— start of Records for the task —
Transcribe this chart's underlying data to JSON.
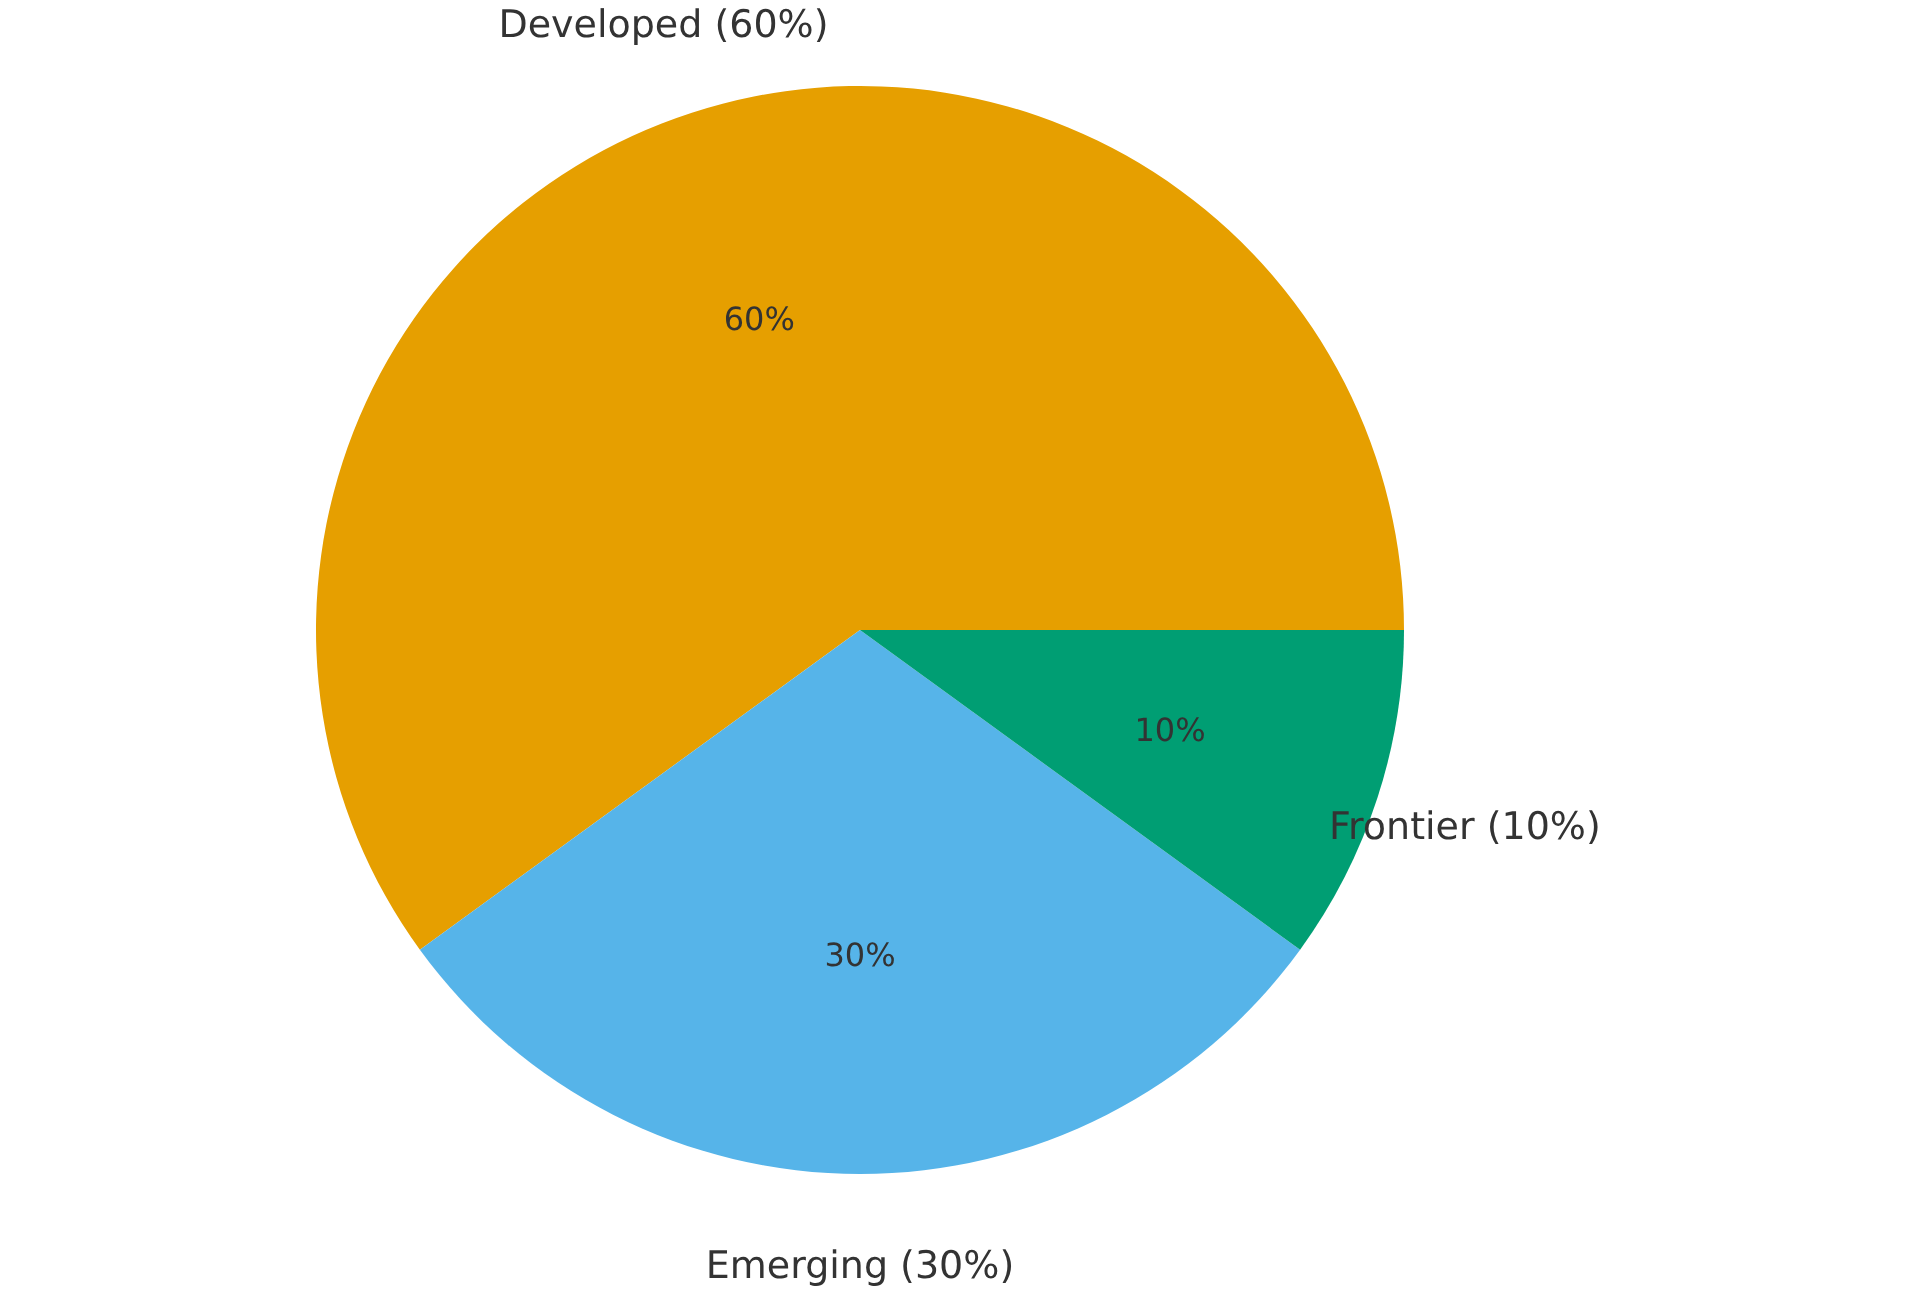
{
  "chart_data": {
    "type": "pie",
    "categories": [
      "Developed (60%)",
      "Emerging (30%)",
      "Frontier (10%)"
    ],
    "values": [
      60,
      30,
      10
    ],
    "colors": [
      "#e69f00",
      "#56b4e9",
      "#009e73"
    ],
    "value_labels": [
      "60%",
      "30%",
      "10%"
    ],
    "legend": false
  }
}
— end of Records for the task —
**What you are asked to do:** Omit all pictures while transcribing the entries verbatim.

**Response for this exercise:**
Transcribe this chart's underlying data to JSON.
{
  "chart_data": {
    "type": "pie",
    "categories": [
      "Developed (60%)",
      "Emerging (30%)",
      "Frontier (10%)"
    ],
    "values": [
      60,
      30,
      10
    ],
    "colors": [
      "#e69f00",
      "#56b4e9",
      "#009e73"
    ],
    "value_labels": [
      "60%",
      "30%",
      "10%"
    ],
    "legend": false
  }
}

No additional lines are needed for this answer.